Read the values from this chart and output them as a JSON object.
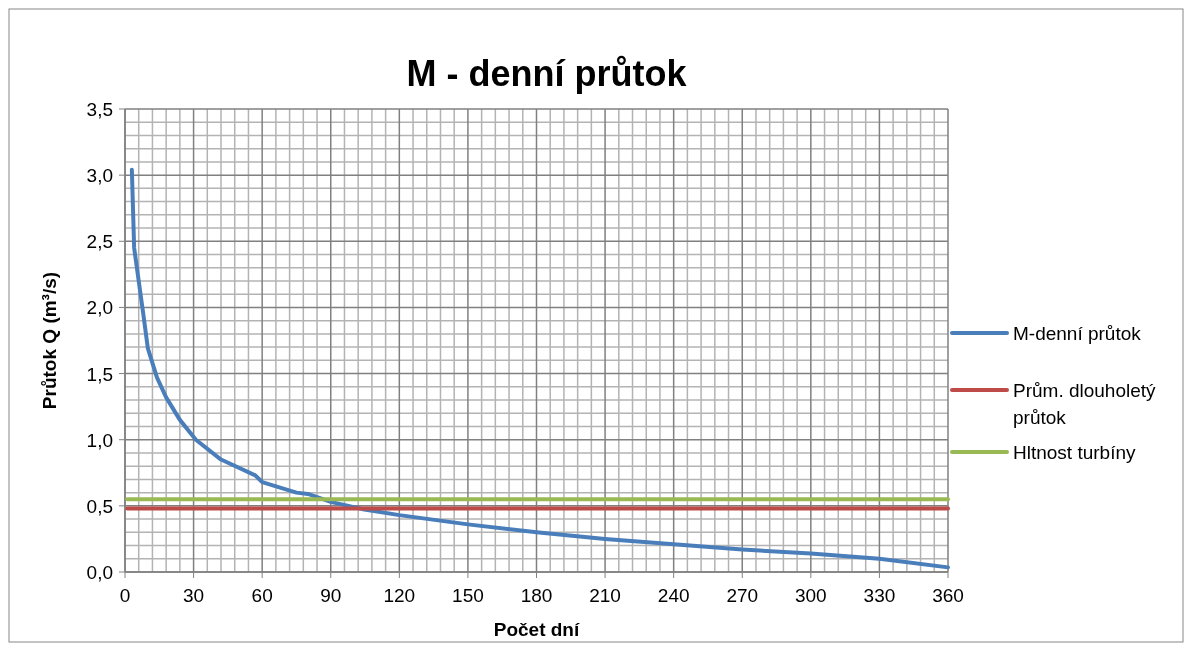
{
  "chart_data": {
    "type": "line",
    "title": "M - denní průtok",
    "xlabel": "Počet dní",
    "ylabel": "Průtok Q (m³/s)",
    "xlim": [
      0,
      360
    ],
    "xticks": [
      0,
      30,
      60,
      90,
      120,
      150,
      180,
      210,
      240,
      270,
      300,
      330,
      360
    ],
    "ylim": [
      0,
      3.5
    ],
    "yticks": [
      {
        "value": 0,
        "label": "0,0"
      },
      {
        "value": 0.5,
        "label": "0,5"
      },
      {
        "value": 1,
        "label": "1,0"
      },
      {
        "value": 1.5,
        "label": "1,5"
      },
      {
        "value": 2,
        "label": "2,0"
      },
      {
        "value": 2.5,
        "label": "2,5"
      },
      {
        "value": 3,
        "label": "3,0"
      },
      {
        "value": 3.5,
        "label": "3,5"
      }
    ],
    "grid": true,
    "legend": "right",
    "marker": "none",
    "line_style": "solid",
    "series": [
      {
        "name": "M-denní průtok",
        "color": "#4a7ebb",
        "x": [
          3,
          4,
          6,
          8,
          10,
          14,
          18,
          24,
          31,
          42,
          57,
          60,
          75,
          80,
          90,
          104,
          120,
          150,
          180,
          210,
          240,
          270,
          300,
          330,
          360
        ],
        "values": [
          3.04,
          2.45,
          2.2,
          1.95,
          1.69,
          1.47,
          1.32,
          1.15,
          1.0,
          0.85,
          0.73,
          0.68,
          0.6,
          0.59,
          0.53,
          0.475,
          0.43,
          0.36,
          0.3,
          0.25,
          0.21,
          0.17,
          0.14,
          0.1,
          0.035
        ]
      },
      {
        "name": "Prům. dlouholetý průtok",
        "color": "#be4b48",
        "x": [
          1,
          360
        ],
        "values": [
          0.48,
          0.48
        ]
      },
      {
        "name": "Hltnost turbíny",
        "color": "#98b954",
        "x": [
          1,
          360
        ],
        "values": [
          0.55,
          0.55
        ]
      }
    ]
  }
}
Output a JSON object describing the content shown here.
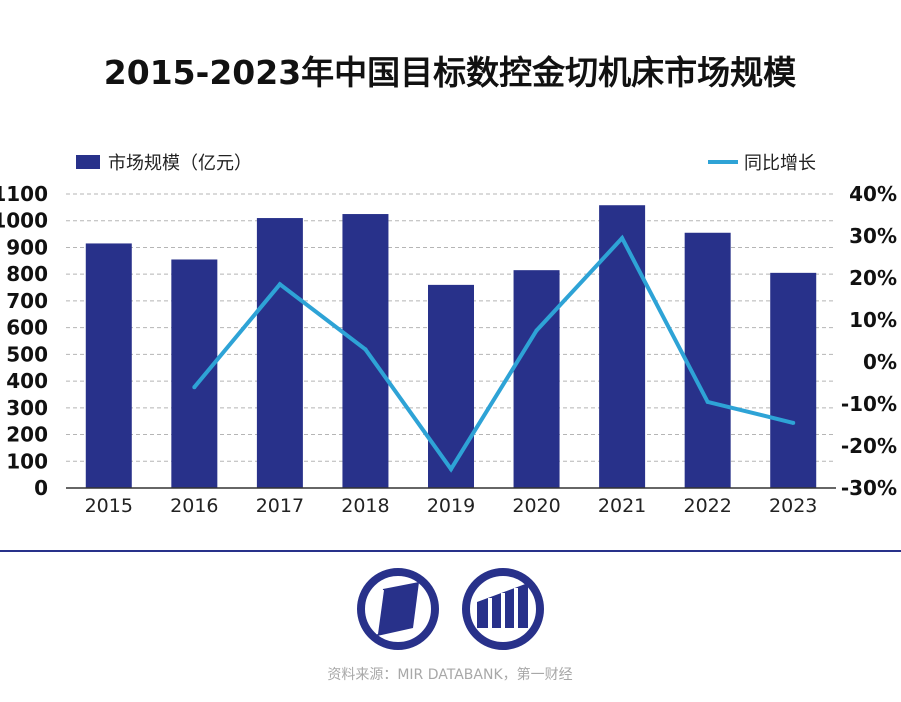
{
  "chart_data": {
    "type": "bar+line",
    "title": "2015-2023年中国目标数控金切机床市场规模",
    "categories": [
      "2015",
      "2016",
      "2017",
      "2018",
      "2019",
      "2020",
      "2021",
      "2022",
      "2023"
    ],
    "series": [
      {
        "name": "市场规模（亿元）",
        "type": "bar",
        "axis": "left",
        "color": "#28318a",
        "values": [
          915,
          855,
          1010,
          1025,
          760,
          815,
          1058,
          955,
          805
        ]
      },
      {
        "name": "同比增长",
        "type": "line",
        "axis": "right",
        "color": "#2ea3d6",
        "values": [
          null,
          -6.0,
          18.5,
          3.0,
          -25.5,
          7.5,
          29.5,
          -9.5,
          -14.5
        ]
      }
    ],
    "y_left": {
      "ylim": [
        0,
        1100
      ],
      "ticks": [
        0,
        100,
        200,
        300,
        400,
        500,
        600,
        700,
        800,
        900,
        1000,
        1100
      ],
      "tick_labels": [
        "0",
        "100",
        "200",
        "300",
        "400",
        "500",
        "600",
        "700",
        "800",
        "900",
        "1000",
        "1100"
      ]
    },
    "y_right": {
      "ylim": [
        -30,
        40
      ],
      "ticks": [
        -30,
        -20,
        -10,
        0,
        10,
        20,
        30,
        40
      ],
      "tick_labels": [
        "-30%",
        "-20%",
        "-10%",
        "0%",
        "10%",
        "20%",
        "30%",
        "40%"
      ]
    },
    "grid": "horizontal dashed",
    "legend_placement": "top"
  },
  "source_text": "资料来源：MIR DATABANK，第一财经",
  "colors": {
    "accent": "#28318a",
    "line": "#2ea3d6",
    "divider": "#28318a",
    "grid": "#b5b5b5"
  },
  "icons": [
    "parallelogram-logo-icon",
    "bar-columns-logo-icon"
  ]
}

- - - - -

● **Exercise description**:
Copy and report every line where the word "JSON" is present.

● **Reply to the task**:
Read the values from this chart and output them as a JSON object.
Output a JSON object describing the content shown here.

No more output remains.